What the task asks ::
Continue the first-person account of troubleshooting an Ubuntu "Hardy Heron" update, picking up right after its last line, "Setting up xfonts-scalable (1.0.0-6) ...".

Passage given ::
• • • •

Well, as you may guess, I am on a new Odyssey...  As I explained a few minutes ago, I've had an Ubuntu system running "Hardy Heron" for like forever (at least a couple of years).  I have a few CRON jobs that this machine runs to do some backups within my household network and monitor a few Usenet groups, downloading things that satisfy certain criteria.  Everything's automated and has been running smoothly for well over a year.  I just wrote about the X server crashing problem, but though I should reveal the "rest of the story" (as Paul Harvey used to say - showing my age...).  About three weeks ago, I happened to pop over to that machine and noticed a synaptic icon indicating that there were a few updates needed (I try to check and make sure the system stays current at least monthly to 6 weeks or so...  or so...).  Anyway, this update was rather major, requiring a couple of kernel thingys - I didn't really pay attention to what was being updated, it's always been such a routine thing and have never had any problems...  I told it to update whatever was needing updating and after it was done, synaptic asked me to reboot.  Well, in my ps job listing, I noted there were a couple of running processes I didn't want killed yet; so I opted to wait.  Then I got distracted ( ...for a few days... ) and forgot about it until the weekend rolled around (still some two or three weeks ago).  I popped over to the machine in question and remembered I needed to reboot it (memory prompted by that little icon) - but again, I checked my processes and was in the middle of one, so I waited.  I also noticed a weird 'question mark icon' in my synaptic area of the toolbar and hovering the mouse pointer over it showed me there was an error with some package repository or something.  Turned out that I have an ATI Radeon 7000VE card and the proprietary ATI repository had changed (that took me about an hour to figure out).  Got that solved and noticed when I did my last refresh:
  $ sudo apt-get update
      - large list deleted for brevity sake -
  1 not fully installed or removed.
  Need to get 0B of archives.
  After unpacking 0B of additional disk space will be used.
  Do you want to continue [Y/n]? y
  perl: warning: Setting locale failed.
  perl: warning: Please check that your locale settings:
  LANGUAGE = (unset),
  LC_ALL = (unset),
  LANG = "en_US.UTF-8"
  are supported and installed on your system.
  perl: warning: Falling back to the standard locale ("C").
  locale: Cannot set LC_CTYPE to default locale: No such file or directory
  locale: Cannot set LC_MESSAGES to default locale: No such file or directory
  locale: Cannot set LC_ALL to default locale: No such file or directory
  Setting up xfonts-scalable (1.0.0-6) ...

• • • •

Data section ::

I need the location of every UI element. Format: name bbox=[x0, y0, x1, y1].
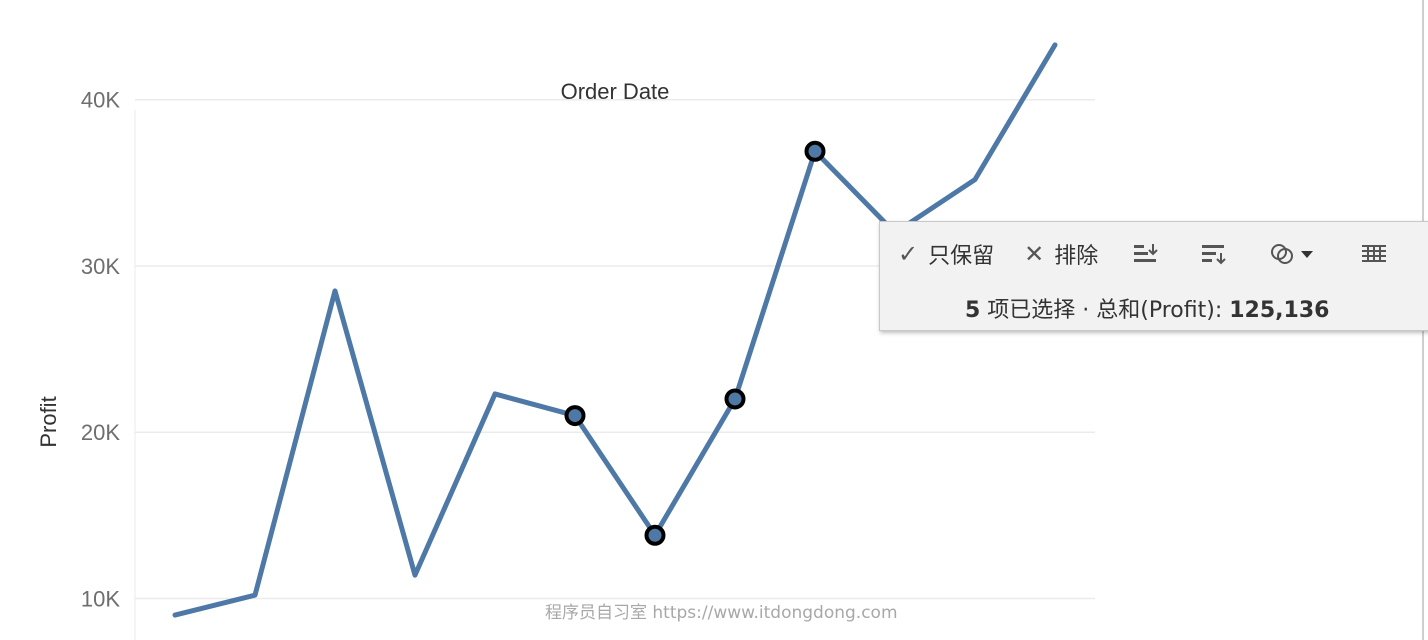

• • • •

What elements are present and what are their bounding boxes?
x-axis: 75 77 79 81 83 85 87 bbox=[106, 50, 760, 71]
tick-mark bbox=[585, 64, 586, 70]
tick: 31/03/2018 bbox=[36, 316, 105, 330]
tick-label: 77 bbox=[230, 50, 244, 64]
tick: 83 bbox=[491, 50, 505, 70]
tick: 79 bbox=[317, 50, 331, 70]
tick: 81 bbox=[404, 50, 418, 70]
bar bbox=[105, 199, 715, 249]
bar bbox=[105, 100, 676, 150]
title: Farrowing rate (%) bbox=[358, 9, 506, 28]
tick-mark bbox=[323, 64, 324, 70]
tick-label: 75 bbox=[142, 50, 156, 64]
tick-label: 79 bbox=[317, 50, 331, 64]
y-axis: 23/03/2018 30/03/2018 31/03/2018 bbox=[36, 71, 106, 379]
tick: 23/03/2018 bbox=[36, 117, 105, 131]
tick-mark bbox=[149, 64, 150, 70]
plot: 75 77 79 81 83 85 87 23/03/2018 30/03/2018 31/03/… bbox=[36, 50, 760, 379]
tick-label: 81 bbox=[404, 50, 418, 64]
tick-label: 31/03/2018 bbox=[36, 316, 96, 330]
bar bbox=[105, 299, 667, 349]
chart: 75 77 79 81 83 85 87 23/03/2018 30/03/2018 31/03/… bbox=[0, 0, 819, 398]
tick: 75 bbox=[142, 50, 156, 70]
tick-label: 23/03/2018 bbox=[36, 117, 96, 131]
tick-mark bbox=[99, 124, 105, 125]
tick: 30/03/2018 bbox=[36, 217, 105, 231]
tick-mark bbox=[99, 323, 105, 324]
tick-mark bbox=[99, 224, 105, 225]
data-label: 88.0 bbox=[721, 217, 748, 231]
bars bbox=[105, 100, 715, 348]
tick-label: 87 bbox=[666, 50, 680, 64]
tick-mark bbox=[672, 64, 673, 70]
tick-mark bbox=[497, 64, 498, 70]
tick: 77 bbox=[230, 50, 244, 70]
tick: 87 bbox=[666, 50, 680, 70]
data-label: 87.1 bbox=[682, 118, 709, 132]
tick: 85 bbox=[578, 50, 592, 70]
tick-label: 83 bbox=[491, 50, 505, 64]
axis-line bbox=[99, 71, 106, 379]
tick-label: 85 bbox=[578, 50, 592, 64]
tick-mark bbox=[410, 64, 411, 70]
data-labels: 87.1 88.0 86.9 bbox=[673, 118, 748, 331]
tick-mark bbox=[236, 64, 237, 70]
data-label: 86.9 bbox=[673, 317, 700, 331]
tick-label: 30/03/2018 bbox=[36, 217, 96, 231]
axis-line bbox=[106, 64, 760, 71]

• • • •

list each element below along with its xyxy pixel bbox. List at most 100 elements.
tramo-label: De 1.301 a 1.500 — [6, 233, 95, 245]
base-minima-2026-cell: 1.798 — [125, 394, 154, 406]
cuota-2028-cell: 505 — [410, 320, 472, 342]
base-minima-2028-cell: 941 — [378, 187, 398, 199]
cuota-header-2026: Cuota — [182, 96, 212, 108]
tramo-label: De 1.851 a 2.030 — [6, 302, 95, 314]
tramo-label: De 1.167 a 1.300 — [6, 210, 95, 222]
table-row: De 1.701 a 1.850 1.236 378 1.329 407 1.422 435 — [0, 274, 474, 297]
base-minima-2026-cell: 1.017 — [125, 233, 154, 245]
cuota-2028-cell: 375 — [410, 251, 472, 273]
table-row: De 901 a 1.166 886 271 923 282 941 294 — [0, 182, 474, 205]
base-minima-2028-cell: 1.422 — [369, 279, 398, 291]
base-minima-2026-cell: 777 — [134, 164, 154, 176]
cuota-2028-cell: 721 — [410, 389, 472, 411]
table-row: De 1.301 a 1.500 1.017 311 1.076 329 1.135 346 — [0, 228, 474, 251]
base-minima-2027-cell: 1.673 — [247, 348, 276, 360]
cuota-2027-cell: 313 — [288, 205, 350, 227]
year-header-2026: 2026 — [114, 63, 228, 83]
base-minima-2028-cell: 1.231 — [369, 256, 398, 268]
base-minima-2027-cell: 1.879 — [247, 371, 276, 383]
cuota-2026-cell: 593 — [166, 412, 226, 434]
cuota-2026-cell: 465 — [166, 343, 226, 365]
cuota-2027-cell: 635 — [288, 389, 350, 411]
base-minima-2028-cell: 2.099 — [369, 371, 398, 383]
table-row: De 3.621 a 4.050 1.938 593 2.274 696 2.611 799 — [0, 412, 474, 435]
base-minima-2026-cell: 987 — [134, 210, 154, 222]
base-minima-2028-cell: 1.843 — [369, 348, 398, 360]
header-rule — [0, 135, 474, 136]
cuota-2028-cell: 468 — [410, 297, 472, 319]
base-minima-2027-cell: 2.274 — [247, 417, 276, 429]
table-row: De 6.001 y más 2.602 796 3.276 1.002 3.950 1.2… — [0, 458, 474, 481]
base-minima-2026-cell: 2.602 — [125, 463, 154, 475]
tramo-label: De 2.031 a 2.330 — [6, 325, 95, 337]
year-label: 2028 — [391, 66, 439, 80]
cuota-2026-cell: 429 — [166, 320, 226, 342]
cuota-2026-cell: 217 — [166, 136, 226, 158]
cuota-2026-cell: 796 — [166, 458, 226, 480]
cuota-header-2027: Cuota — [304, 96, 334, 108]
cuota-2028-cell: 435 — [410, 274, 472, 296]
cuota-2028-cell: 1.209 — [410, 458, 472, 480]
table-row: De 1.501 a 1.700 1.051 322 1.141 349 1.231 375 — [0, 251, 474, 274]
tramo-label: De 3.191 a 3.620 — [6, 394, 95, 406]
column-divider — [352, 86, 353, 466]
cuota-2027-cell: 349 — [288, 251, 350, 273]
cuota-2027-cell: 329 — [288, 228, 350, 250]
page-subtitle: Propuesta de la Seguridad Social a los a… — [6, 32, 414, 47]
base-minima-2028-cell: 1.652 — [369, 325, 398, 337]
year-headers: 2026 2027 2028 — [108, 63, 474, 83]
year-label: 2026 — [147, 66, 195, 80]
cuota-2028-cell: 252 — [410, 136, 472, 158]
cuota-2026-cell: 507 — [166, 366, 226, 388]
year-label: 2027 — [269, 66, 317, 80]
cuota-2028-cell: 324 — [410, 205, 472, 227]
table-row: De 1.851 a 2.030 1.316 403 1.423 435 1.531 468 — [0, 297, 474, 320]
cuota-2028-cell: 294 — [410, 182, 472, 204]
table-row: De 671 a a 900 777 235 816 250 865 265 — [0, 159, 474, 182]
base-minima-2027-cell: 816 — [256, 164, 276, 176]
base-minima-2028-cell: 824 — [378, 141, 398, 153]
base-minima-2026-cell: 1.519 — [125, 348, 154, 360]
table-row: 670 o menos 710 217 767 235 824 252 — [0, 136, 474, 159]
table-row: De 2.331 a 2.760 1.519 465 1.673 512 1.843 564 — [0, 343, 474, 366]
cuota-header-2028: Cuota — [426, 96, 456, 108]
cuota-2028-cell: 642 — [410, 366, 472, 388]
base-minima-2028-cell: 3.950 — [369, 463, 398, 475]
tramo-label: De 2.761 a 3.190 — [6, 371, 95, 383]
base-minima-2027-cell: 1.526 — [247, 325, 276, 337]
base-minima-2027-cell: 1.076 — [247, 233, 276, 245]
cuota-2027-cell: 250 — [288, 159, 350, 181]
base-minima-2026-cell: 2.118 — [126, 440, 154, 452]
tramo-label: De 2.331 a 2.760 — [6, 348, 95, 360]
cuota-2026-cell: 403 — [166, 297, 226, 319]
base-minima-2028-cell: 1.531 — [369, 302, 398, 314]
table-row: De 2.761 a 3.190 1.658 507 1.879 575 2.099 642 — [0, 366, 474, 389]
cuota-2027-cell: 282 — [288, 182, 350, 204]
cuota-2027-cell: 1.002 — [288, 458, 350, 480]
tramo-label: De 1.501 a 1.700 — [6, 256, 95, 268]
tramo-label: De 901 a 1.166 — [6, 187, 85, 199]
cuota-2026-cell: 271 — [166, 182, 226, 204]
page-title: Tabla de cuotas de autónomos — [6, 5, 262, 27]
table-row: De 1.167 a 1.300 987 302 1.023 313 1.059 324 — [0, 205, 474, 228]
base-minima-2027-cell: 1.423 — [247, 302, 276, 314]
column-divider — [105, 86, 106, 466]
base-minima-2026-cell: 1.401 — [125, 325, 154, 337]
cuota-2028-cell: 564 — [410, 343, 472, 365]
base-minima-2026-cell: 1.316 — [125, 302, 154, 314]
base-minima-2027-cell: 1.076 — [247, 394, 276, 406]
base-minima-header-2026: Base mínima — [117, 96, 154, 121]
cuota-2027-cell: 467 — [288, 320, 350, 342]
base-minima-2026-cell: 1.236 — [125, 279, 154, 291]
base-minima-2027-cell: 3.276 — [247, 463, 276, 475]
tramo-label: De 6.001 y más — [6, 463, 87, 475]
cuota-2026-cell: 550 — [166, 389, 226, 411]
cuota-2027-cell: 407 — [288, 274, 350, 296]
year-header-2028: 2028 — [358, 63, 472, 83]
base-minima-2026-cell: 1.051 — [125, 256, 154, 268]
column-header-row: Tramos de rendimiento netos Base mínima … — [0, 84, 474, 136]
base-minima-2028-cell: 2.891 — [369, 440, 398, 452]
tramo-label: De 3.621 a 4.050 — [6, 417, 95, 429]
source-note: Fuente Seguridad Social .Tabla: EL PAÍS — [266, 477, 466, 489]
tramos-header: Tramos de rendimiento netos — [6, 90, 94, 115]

• • • •

Answer for this exercise ::
  usage error: unrecognized option
  Usage: update-fonts-dir DIRECTORY ...
         update-fonts-dir { -h |
--help }
  This program is a wrapper for mkfontdir(1x) that is primarily
useful to Debian
  package maintainer scripts.  See update-fonts-dir(8) for more
information.
  Options:
      -h,
--help                              
display this usage message and exitdpkg: error processing xfonts-scalable
(--configure):
  subprocess post-installation script returned error exit status 2
  Errors were encountered while processing:
    xfonts-scalable
  E: Sub-process /usr/bin/dpkg returned an error code (1)
  $

I'm thinking this is weird...  I haven't done anything other than perform standard updates and something got hosed.  Doing some Google research, I find this is not uncommon of an error and that I somehow got something corrupt in my environment.  so I try 'sudo dpkg-reconfigure locales'
and again I see the perl locale not getting set and a response of
  locale: Cannot set LC_ALL to default locale: No such file or
directory...
  Generating locales...
  en_AU.UTF-8... up-to-date
  en_BW.UTF-8... up-to-date
  en_CA.UTF-8... up-to-date
  en_DK.UTF-8... up-to-date
  en_GB.UTF-8... up-to-date
  en_HK.UTF-8... up-to-date
  en_IE.UTF-8... up-to-date
  en_IN.UTF-8... up-to-date
  en_NG.UTF-8... Cannot open locale definition file en_NG: no such
file or directory. Failed.
  en_NZ.UTF-8... up-to-date
  en_PH.UTF-8... up-to-date
  en_SG.UTF-8... up-to-date
  en_US.UTF-8... up-to-date
  en_ZA.UTF-8... up-to-date
  en_ZW.UTF-8... up-to-date
I am not a happy camper when I notice my Gnome screen characters are all open boxes now as well, there are no read-able characters - things are going from bad to worse.  I alt over to a TTY terminal, and am happy to see that I can still control my machine.  I am starting to sweat now...  My GUI (the Gnome WindowManager) seems to be totally hosed, unusable since I can't read anything on it.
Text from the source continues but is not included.